Required work: Repeat every line of the material, character for character.

Task input:
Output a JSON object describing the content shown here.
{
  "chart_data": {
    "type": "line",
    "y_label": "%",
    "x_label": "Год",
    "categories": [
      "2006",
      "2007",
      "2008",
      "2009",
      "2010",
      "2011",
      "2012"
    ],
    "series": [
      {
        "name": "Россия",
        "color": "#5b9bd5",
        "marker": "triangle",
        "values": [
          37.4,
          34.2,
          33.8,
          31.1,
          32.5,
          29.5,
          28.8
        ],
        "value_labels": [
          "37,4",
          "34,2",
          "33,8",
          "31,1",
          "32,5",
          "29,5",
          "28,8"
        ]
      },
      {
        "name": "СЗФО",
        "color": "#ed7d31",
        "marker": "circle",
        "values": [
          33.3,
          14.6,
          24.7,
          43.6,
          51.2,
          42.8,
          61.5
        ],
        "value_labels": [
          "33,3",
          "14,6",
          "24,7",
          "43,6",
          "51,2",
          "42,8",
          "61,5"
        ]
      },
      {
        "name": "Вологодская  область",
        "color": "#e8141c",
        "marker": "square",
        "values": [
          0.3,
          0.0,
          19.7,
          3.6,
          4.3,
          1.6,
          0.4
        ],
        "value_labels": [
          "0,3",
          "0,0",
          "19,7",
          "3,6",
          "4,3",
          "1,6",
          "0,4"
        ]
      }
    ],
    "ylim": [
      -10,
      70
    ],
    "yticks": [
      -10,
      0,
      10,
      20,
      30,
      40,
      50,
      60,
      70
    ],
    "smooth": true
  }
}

Response for this exercise:
Output a JSON object describing the content shown here.
{
  "chart_data": {
    "type": "line",
    "y_label": "%",
    "x_label": "Год",
    "categories": [
      "2006",
      "2007",
      "2008",
      "2009",
      "2010",
      "2011",
      "2012"
    ],
    "series": [
      {
        "name": "Россия",
        "color": "#5b9bd5",
        "marker": "triangle",
        "values": [
          37.4,
          34.2,
          33.8,
          31.1,
          32.5,
          29.5,
          28.8
        ],
        "value_labels": [
          "37,4",
          "34,2",
          "33,8",
          "31,1",
          "32,5",
          "29,5",
          "28,8"
        ]
      },
      {
        "name": "СЗФО",
        "color": "#ed7d31",
        "marker": "circle",
        "values": [
          33.3,
          14.6,
          24.7,
          43.6,
          51.2,
          42.8,
          61.5
        ],
        "value_labels": [
          "33,3",
          "14,6",
          "24,7",
          "43,6",
          "51,2",
          "42,8",
          "61,5"
        ]
      },
      {
        "name": "Вологодская  область",
        "color": "#e8141c",
        "marker": "square",
        "values": [
          0.3,
          0.0,
          19.7,
          3.6,
          4.3,
          1.6,
          0.4
        ],
        "value_labels": [
          "0,3",
          "0,0",
          "19,7",
          "3,6",
          "4,3",
          "1,6",
          "0,4"
        ]
      }
    ],
    "ylim": [
      -10,
      70
    ],
    "yticks": [
      -10,
      0,
      10,
      20,
      30,
      40,
      50,
      60,
      70
    ],
    "smooth": true
  }
}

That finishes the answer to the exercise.